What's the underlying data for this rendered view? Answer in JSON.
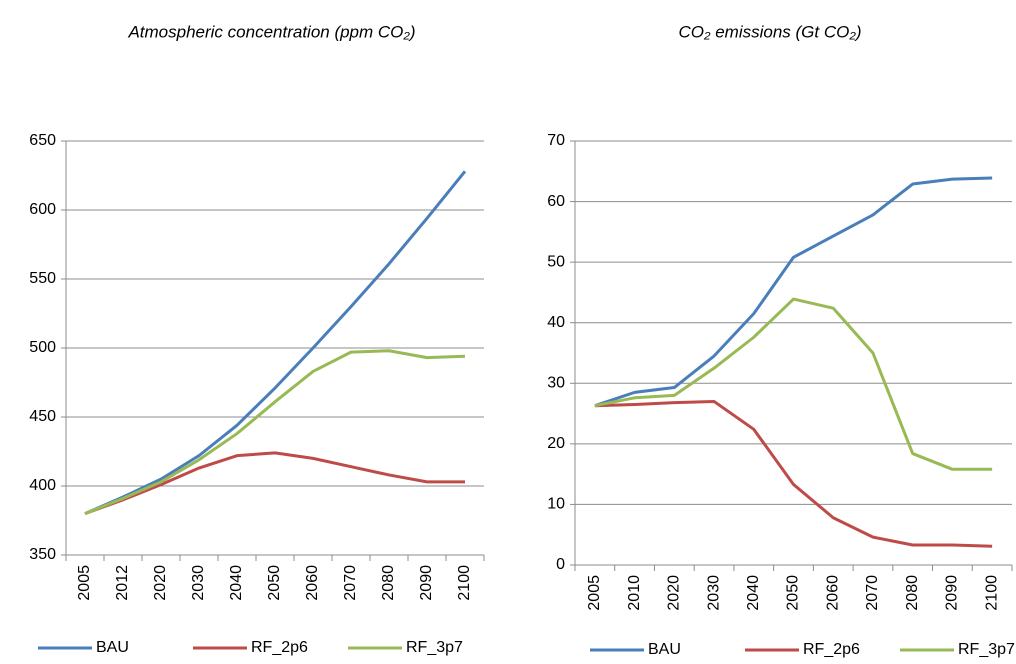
{
  "chart_data": [
    {
      "type": "line",
      "title": "Atmospheric concentration (ppm CO₂)",
      "categories": [
        "2005",
        "2012",
        "2020",
        "2030",
        "2040",
        "2050",
        "2060",
        "2070",
        "2080",
        "2090",
        "2100"
      ],
      "series": [
        {
          "name": "BAU",
          "color": "#4a7ebb",
          "values": [
            380,
            392,
            405,
            422,
            444,
            471,
            500,
            530,
            561,
            594,
            628
          ]
        },
        {
          "name": "RF_2p6",
          "color": "#be4b48",
          "values": [
            380,
            390,
            401,
            413,
            422,
            424,
            420,
            414,
            408,
            403,
            403
          ]
        },
        {
          "name": "RF_3p7",
          "color": "#98b954",
          "values": [
            380,
            391,
            403,
            419,
            438,
            461,
            483,
            497,
            498,
            493,
            494
          ]
        }
      ],
      "ylim": [
        350,
        650
      ],
      "yticks": [
        350,
        400,
        450,
        500,
        550,
        600,
        650
      ],
      "grid": true,
      "legend": "bottom"
    },
    {
      "type": "line",
      "title": "CO₂ emissions (Gt CO₂)",
      "categories": [
        "2005",
        "2010",
        "2020",
        "2030",
        "2040",
        "2050",
        "2060",
        "2070",
        "2080",
        "2090",
        "2100"
      ],
      "series": [
        {
          "name": "BAU",
          "color": "#4a7ebb",
          "values": [
            26.3,
            28.5,
            29.3,
            34.5,
            41.5,
            50.8,
            54.3,
            57.8,
            62.9,
            63.7,
            63.9
          ]
        },
        {
          "name": "RF_2p6",
          "color": "#be4b48",
          "values": [
            26.3,
            26.5,
            26.8,
            27,
            22.4,
            13.3,
            7.8,
            4.6,
            3.3,
            3.3,
            3.1
          ]
        },
        {
          "name": "RF_3p7",
          "color": "#98b954",
          "values": [
            26.3,
            27.6,
            28,
            32.5,
            37.6,
            43.9,
            42.4,
            35,
            18.4,
            15.8,
            15.8
          ]
        }
      ],
      "ylim": [
        0,
        70
      ],
      "yticks": [
        0,
        10,
        20,
        30,
        40,
        50,
        60,
        70
      ],
      "grid": true,
      "legend": "bottom"
    }
  ]
}
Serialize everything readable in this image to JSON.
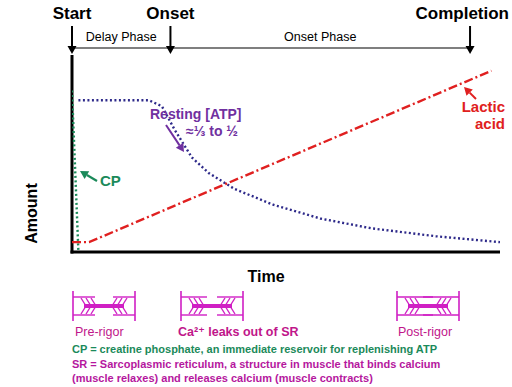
{
  "chart_data": {
    "type": "line",
    "xlabel": "Time",
    "ylabel": "Amount",
    "xlim": [
      0,
      100
    ],
    "ylim": [
      0,
      100
    ],
    "tick_labels": false,
    "grid": false,
    "events": [
      {
        "label": "Start",
        "x": 0
      },
      {
        "label": "Onset",
        "x": 23
      },
      {
        "label": "Completion",
        "x": 93
      }
    ],
    "phases": [
      "Delay Phase",
      "Onset Phase"
    ],
    "series": [
      {
        "name": "CP",
        "color": "#1b8a5a",
        "line_style": "dotted",
        "x": [
          0,
          1.5
        ],
        "values": [
          82,
          0
        ]
      },
      {
        "name": "Resting [ATP]",
        "color": "#2e2a8a",
        "line_style": "dotted",
        "x": [
          1.5,
          18,
          21,
          24,
          28,
          32,
          38,
          47,
          58,
          70,
          85,
          100
        ],
        "values": [
          77,
          77,
          74,
          62,
          48,
          40,
          32,
          24,
          17,
          12,
          8,
          5
        ]
      },
      {
        "name": "Lactic acid",
        "color": "#e02020",
        "line_style": "dashdot",
        "x": [
          0,
          4,
          98
        ],
        "values": [
          5,
          5,
          92
        ]
      }
    ],
    "annotations": [
      "≈⅓ to ½"
    ],
    "stages": [
      "Pre-rigor",
      "Ca²⁺ leaks out of SR",
      "Post-rigor"
    ],
    "notes": [
      "CP = creatine phosphate, an immediate reservoir for replenishing ATP",
      "SR = Sarcoplasmic reticulum, a structure in muscle that binds calcium",
      "(muscle relaxes) and releases calcium (muscle contracts)"
    ]
  }
}
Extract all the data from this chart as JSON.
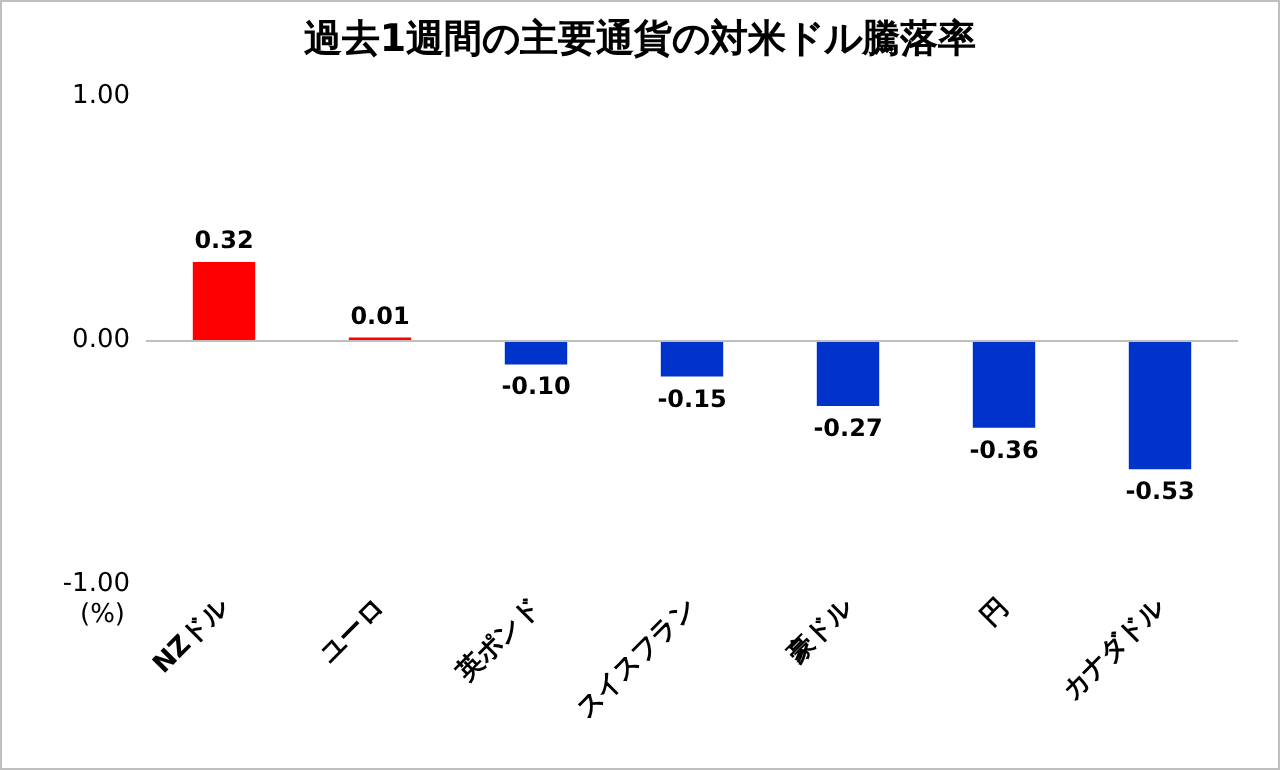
::::::::
### [PROMPT]
Copy out all the data without changing anything, and drop the pictures.

### [TASK OUTPUT]
What's the underlying data for this rendered view? Answer in JSON.
{
  "chart_data": [
    {
      "type": "line",
      "title": "Atmospheric concentration (ppm CO₂)",
      "categories": [
        "2005",
        "2012",
        "2020",
        "2030",
        "2040",
        "2050",
        "2060",
        "2070",
        "2080",
        "2090",
        "2100"
      ],
      "series": [
        {
          "name": "BAU",
          "color": "#4a7ebb",
          "values": [
            380,
            392,
            405,
            422,
            444,
            471,
            500,
            530,
            561,
            594,
            628
          ]
        },
        {
          "name": "RF_2p6",
          "color": "#be4b48",
          "values": [
            380,
            390,
            401,
            413,
            422,
            424,
            420,
            414,
            408,
            403,
            403
          ]
        },
        {
          "name": "RF_3p7",
          "color": "#98b954",
          "values": [
            380,
            391,
            403,
            419,
            438,
            461,
            483,
            497,
            498,
            493,
            494
          ]
        }
      ],
      "ylim": [
        350,
        650
      ],
      "yticks": [
        350,
        400,
        450,
        500,
        550,
        600,
        650
      ],
      "grid": true,
      "legend": "bottom"
    },
    {
      "type": "line",
      "title": "CO₂ emissions (Gt CO₂)",
      "categories": [
        "2005",
        "2010",
        "2020",
        "2030",
        "2040",
        "2050",
        "2060",
        "2070",
        "2080",
        "2090",
        "2100"
      ],
      "series": [
        {
          "name": "BAU",
          "color": "#4a7ebb",
          "values": [
            26.3,
            28.5,
            29.3,
            34.5,
            41.5,
            50.8,
            54.3,
            57.8,
            62.9,
            63.7,
            63.9
          ]
        },
        {
          "name": "RF_2p6",
          "color": "#be4b48",
          "values": [
            26.3,
            26.5,
            26.8,
            27,
            22.4,
            13.3,
            7.8,
            4.6,
            3.3,
            3.3,
            3.1
          ]
        },
        {
          "name": "RF_3p7",
          "color": "#98b954",
          "values": [
            26.3,
            27.6,
            28,
            32.5,
            37.6,
            43.9,
            42.4,
            35,
            18.4,
            15.8,
            15.8
          ]
        }
      ],
      "ylim": [
        0,
        70
      ],
      "yticks": [
        0,
        10,
        20,
        30,
        40,
        50,
        60,
        70
      ],
      "grid": true,
      "legend": "bottom"
    }
  ]
}
Serialize everything readable in this image to JSON.
{
  "chart_data": {
    "type": "line",
    "xlabel": "Time",
    "ylabel": "Amount",
    "xlim": [
      0,
      100
    ],
    "ylim": [
      0,
      100
    ],
    "tick_labels": false,
    "grid": false,
    "events": [
      {
        "label": "Start",
        "x": 0
      },
      {
        "label": "Onset",
        "x": 23
      },
      {
        "label": "Completion",
        "x": 93
      }
    ],
    "phases": [
      "Delay Phase",
      "Onset Phase"
    ],
    "series": [
      {
        "name": "CP",
        "color": "#1b8a5a",
        "line_style": "dotted",
        "x": [
          0,
          1.5
        ],
        "values": [
          82,
          0
        ]
      },
      {
        "name": "Resting [ATP]",
        "color": "#2e2a8a",
        "line_style": "dotted",
        "x": [
          1.5,
          18,
          21,
          24,
          28,
          32,
          38,
          47,
          58,
          70,
          85,
          100
        ],
        "values": [
          77,
          77,
          74,
          62,
          48,
          40,
          32,
          24,
          17,
          12,
          8,
          5
        ]
      },
      {
        "name": "Lactic acid",
        "color": "#e02020",
        "line_style": "dashdot",
        "x": [
          0,
          4,
          98
        ],
        "values": [
          5,
          5,
          92
        ]
      }
    ],
    "annotations": [
      "≈⅓ to ½"
    ],
    "stages": [
      "Pre-rigor",
      "Ca²⁺ leaks out of SR",
      "Post-rigor"
    ],
    "notes": [
      "CP = creatine phosphate, an immediate reservoir for replenishing ATP",
      "SR = Sarcoplasmic reticulum, a structure in muscle that binds calcium",
      "(muscle relaxes) and releases calcium (muscle contracts)"
    ]
  }
}
Extract all the data from this chart as JSON.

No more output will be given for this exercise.